*** Dataset extract ***
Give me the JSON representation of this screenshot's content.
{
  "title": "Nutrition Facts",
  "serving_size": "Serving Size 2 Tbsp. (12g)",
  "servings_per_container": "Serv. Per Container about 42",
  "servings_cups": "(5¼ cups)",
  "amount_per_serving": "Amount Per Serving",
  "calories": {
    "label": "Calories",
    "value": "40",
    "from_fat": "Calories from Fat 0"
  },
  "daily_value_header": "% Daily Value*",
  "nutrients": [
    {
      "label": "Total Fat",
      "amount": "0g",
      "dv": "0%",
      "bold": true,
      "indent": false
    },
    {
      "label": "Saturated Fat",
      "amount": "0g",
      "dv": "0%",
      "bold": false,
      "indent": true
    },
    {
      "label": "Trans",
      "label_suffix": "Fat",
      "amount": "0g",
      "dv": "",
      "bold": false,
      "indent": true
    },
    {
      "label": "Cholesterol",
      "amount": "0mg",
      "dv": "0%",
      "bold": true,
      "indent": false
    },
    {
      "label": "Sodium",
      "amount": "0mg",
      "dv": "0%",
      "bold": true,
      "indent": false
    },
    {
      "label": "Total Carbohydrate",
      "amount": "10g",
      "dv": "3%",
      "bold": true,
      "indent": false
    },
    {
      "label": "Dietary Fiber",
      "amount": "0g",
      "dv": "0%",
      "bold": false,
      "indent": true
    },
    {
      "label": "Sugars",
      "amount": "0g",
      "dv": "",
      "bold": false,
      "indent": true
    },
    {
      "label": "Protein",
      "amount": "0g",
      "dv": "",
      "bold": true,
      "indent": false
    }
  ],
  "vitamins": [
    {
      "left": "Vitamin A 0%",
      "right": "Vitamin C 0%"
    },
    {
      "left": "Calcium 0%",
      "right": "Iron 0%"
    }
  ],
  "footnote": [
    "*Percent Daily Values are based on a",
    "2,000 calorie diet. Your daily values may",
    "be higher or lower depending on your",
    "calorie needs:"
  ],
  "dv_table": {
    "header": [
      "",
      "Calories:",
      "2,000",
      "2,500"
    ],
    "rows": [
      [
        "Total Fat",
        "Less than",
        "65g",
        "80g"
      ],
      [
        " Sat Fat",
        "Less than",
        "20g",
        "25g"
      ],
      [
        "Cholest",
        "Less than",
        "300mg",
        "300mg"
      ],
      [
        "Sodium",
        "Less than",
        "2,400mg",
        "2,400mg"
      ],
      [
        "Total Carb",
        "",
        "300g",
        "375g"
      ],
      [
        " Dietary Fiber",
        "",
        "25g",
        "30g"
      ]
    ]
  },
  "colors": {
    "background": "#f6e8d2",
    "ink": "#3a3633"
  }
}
*** End of Dataset extract ***
Work instructions: Exactly as written, restate every record in the listing.

Answer to this exercise:
Give me the JSON representation of this screenshot's content.
{
  "title": "Nutrition Facts",
  "serving_size": "Serving Size 2 Tbsp. (12g)",
  "servings_per_container": "Serv. Per Container about 42",
  "servings_cups": "(5¼ cups)",
  "amount_per_serving": "Amount Per Serving",
  "calories": {
    "label": "Calories",
    "value": "40",
    "from_fat": "Calories from Fat 0"
  },
  "daily_value_header": "% Daily Value*",
  "nutrients": [
    {
      "label": "Total Fat",
      "amount": "0g",
      "dv": "0%",
      "bold": true,
      "indent": false
    },
    {
      "label": "Saturated Fat",
      "amount": "0g",
      "dv": "0%",
      "bold": false,
      "indent": true
    },
    {
      "label": "Trans",
      "label_suffix": "Fat",
      "amount": "0g",
      "dv": "",
      "bold": false,
      "indent": true
    },
    {
      "label": "Cholesterol",
      "amount": "0mg",
      "dv": "0%",
      "bold": true,
      "indent": false
    },
    {
      "label": "Sodium",
      "amount": "0mg",
      "dv": "0%",
      "bold": true,
      "indent": false
    },
    {
      "label": "Total Carbohydrate",
      "amount": "10g",
      "dv": "3%",
      "bold": true,
      "indent": false
    },
    {
      "label": "Dietary Fiber",
      "amount": "0g",
      "dv": "0%",
      "bold": false,
      "indent": true
    },
    {
      "label": "Sugars",
      "amount": "0g",
      "dv": "",
      "bold": false,
      "indent": true
    },
    {
      "label": "Protein",
      "amount": "0g",
      "dv": "",
      "bold": true,
      "indent": false
    }
  ],
  "vitamins": [
    {
      "left": "Vitamin A 0%",
      "right": "Vitamin C 0%"
    },
    {
      "left": "Calcium 0%",
      "right": "Iron 0%"
    }
  ],
  "footnote": [
    "*Percent Daily Values are based on a",
    "2,000 calorie diet. Your daily values may",
    "be higher or lower depending on your",
    "calorie needs:"
  ],
  "dv_table": {
    "header": [
      "",
      "Calories:",
      "2,000",
      "2,500"
    ],
    "rows": [
      [
        "Total Fat",
        "Less than",
        "65g",
        "80g"
      ],
      [
        " Sat Fat",
        "Less than",
        "20g",
        "25g"
      ],
      [
        "Cholest",
        "Less than",
        "300mg",
        "300mg"
      ],
      [
        "Sodium",
        "Less than",
        "2,400mg",
        "2,400mg"
      ],
      [
        "Total Carb",
        "",
        "300g",
        "375g"
      ],
      [
        " Dietary Fiber",
        "",
        "25g",
        "30g"
      ]
    ]
  },
  "colors": {
    "background": "#f6e8d2",
    "ink": "#3a3633"
  }
}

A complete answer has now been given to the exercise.